[Start of AVAILABLE DATA]

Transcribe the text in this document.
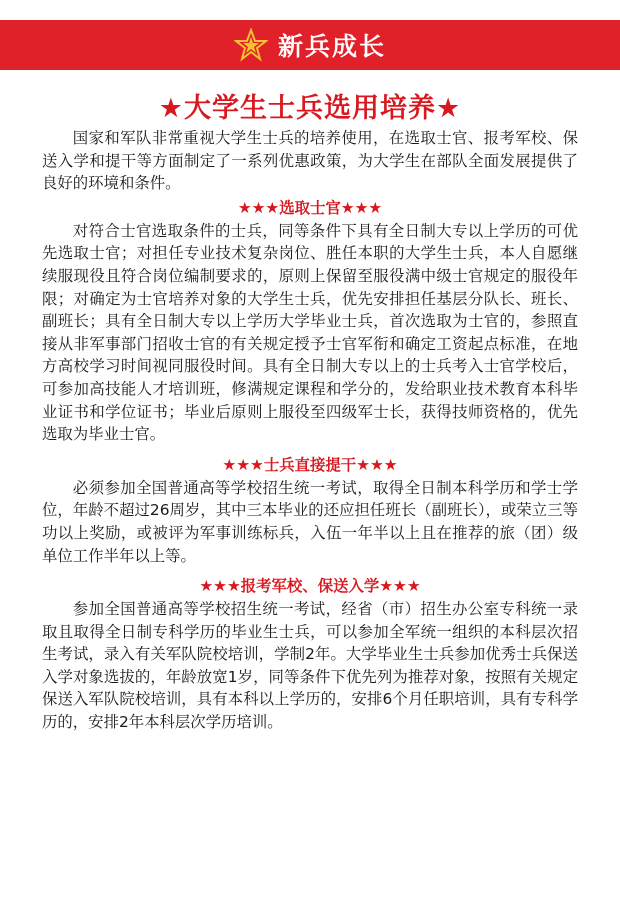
新兵成长
★大学生士兵选用培养★

国家和军队非常重视大学生士兵的培养使用，在选取士官、报考军校、保送入学和提干等方面制定了一系列优惠政策，为大学生在部队全面发展提供了良好的环境和条件。

★★★选取士官★★★

对符合士官选取条件的士兵，同等条件下具有全日制大专以上学历的可优先选取士官；对担任专业技术复杂岗位、胜任本职的大学生士兵，本人自愿继续服现役且符合岗位编制要求的，原则上保留至服役满中级士官规定的服役年限；对确定为士官培养对象的大学生士兵，优先安排担任基层分队长、班长、副班长；具有全日制大专以上学历大学毕业士兵，首次选取为士官的，参照直接从非军事部门招收士官的有关规定授予士官军衔和确定工资起点标准，在地方高校学习时间视同服役时间。具有全日制大专以上的士兵考入士官学校后，可参加高技能人才培训班，修满规定课程和学分的，发给职业技术教育本科毕业证书和学位证书；毕业后原则上服役至四级军士长，获得技师资格的，优先选取为毕业士官。

★★★士兵直接提干★★★

必须参加全国普通高等学校招生统一考试，取得全日制本科学历和学士学位，年龄不超过26周岁，其中三本毕业的还应担任班长（副班长），或荣立三等功以上奖励，或被评为军事训练标兵，入伍一年半以上且在推荐的旅（团）级单位工作半年以上等。

★★★报考军校、保送入学★★★

参加全国普通高等学校招生统一考试，经省（市）招生办公室专科统一录取且取得全日制专科学历的毕业生士兵，可以参加全军统一组织的本科层次招生考试，录入有关军队院校培训，学制2年。大学毕业生士兵参加优秀士兵保送入学对象选拔的，年龄放宽1岁，同等条件下优先列为推荐对象，按照有关规定保送入军队院校培训，具有本科以上学历的，安排6个月任职培训，具有专科学历的，安排2年本科层次学历培训。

[End of AVAILABLE DATA]

Copy the records exactly. Skip the pictures.

### WRITTEN REPLY
Transcribe the text in this document.
新兵成长
★大学生士兵选用培养★

国家和军队非常重视大学生士兵的培养使用，在选取士官、报考军校、保送入学和提干等方面制定了一系列优惠政策，为大学生在部队全面发展提供了良好的环境和条件。

★★★选取士官★★★

对符合士官选取条件的士兵，同等条件下具有全日制大专以上学历的可优先选取士官；对担任专业技术复杂岗位、胜任本职的大学生士兵，本人自愿继续服现役且符合岗位编制要求的，原则上保留至服役满中级士官规定的服役年限；对确定为士官培养对象的大学生士兵，优先安排担任基层分队长、班长、副班长；具有全日制大专以上学历大学毕业士兵，首次选取为士官的，参照直接从非军事部门招收士官的有关规定授予士官军衔和确定工资起点标准，在地方高校学习时间视同服役时间。具有全日制大专以上的士兵考入士官学校后，可参加高技能人才培训班，修满规定课程和学分的，发给职业技术教育本科毕业证书和学位证书；毕业后原则上服役至四级军士长，获得技师资格的，优先选取为毕业士官。

★★★士兵直接提干★★★

必须参加全国普通高等学校招生统一考试，取得全日制本科学历和学士学位，年龄不超过26周岁，其中三本毕业的还应担任班长（副班长），或荣立三等功以上奖励，或被评为军事训练标兵，入伍一年半以上且在推荐的旅（团）级单位工作半年以上等。

★★★报考军校、保送入学★★★

参加全国普通高等学校招生统一考试，经省（市）招生办公室专科统一录取且取得全日制专科学历的毕业生士兵，可以参加全军统一组织的本科层次招生考试，录入有关军队院校培训，学制2年。大学毕业生士兵参加优秀士兵保送入学对象选拔的，年龄放宽1岁，同等条件下优先列为推荐对象，按照有关规定保送入军队院校培训，具有本科以上学历的，安排6个月任职培训，具有专科学历的，安排2年本科层次学历培训。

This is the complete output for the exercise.